## Exercise details:
Which lines have the string "Apoptosis"? Copy all of them from the entries below.

## Supplied records:
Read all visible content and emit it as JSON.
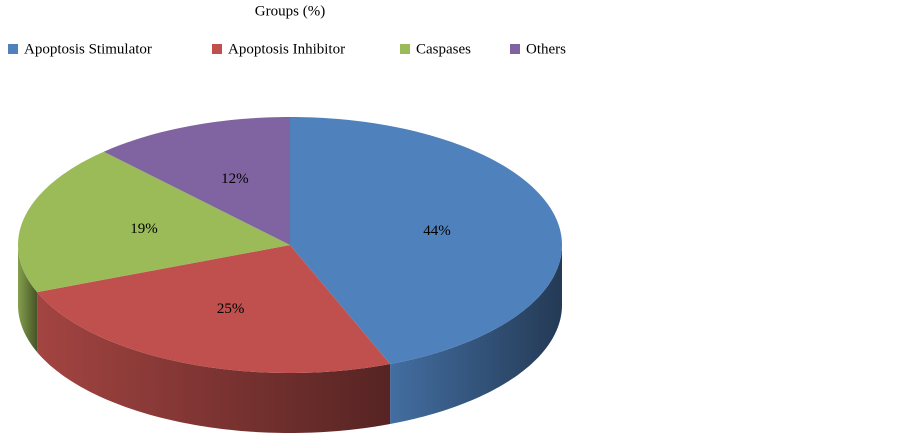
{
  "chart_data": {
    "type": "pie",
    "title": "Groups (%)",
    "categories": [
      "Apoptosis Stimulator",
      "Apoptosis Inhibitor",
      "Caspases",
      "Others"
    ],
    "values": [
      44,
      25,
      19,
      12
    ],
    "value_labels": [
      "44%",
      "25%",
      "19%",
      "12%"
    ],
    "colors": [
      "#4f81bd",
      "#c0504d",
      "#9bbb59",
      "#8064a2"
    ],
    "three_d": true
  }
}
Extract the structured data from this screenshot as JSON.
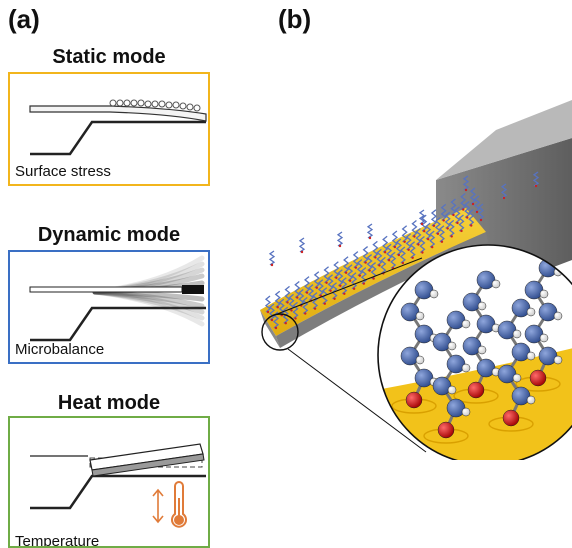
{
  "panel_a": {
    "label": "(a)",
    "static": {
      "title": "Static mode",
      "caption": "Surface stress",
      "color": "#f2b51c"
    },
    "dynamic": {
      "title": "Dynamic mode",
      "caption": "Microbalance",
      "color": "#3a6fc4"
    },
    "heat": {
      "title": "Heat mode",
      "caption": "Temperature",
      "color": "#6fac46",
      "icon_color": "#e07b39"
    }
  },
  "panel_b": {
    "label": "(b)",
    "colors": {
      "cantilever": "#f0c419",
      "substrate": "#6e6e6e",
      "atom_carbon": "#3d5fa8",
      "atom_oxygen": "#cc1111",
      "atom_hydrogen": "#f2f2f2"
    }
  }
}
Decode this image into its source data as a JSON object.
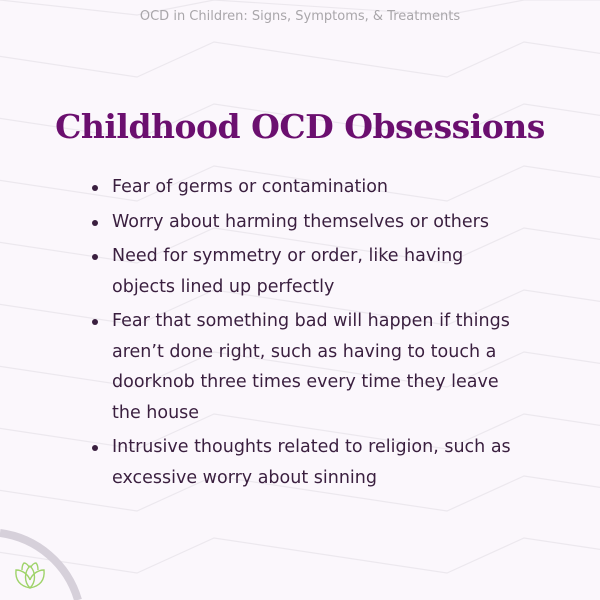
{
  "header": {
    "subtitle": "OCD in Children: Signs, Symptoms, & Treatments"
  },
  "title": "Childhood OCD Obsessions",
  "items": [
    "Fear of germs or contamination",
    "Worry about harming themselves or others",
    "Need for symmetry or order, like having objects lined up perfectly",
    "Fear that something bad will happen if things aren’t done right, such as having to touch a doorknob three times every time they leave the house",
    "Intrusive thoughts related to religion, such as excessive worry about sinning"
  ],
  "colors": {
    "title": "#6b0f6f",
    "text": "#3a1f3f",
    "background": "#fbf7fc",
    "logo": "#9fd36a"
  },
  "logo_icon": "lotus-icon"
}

## Result of this task:
      "Apoptosis Stimulator",
      "Apoptosis Inhibitor",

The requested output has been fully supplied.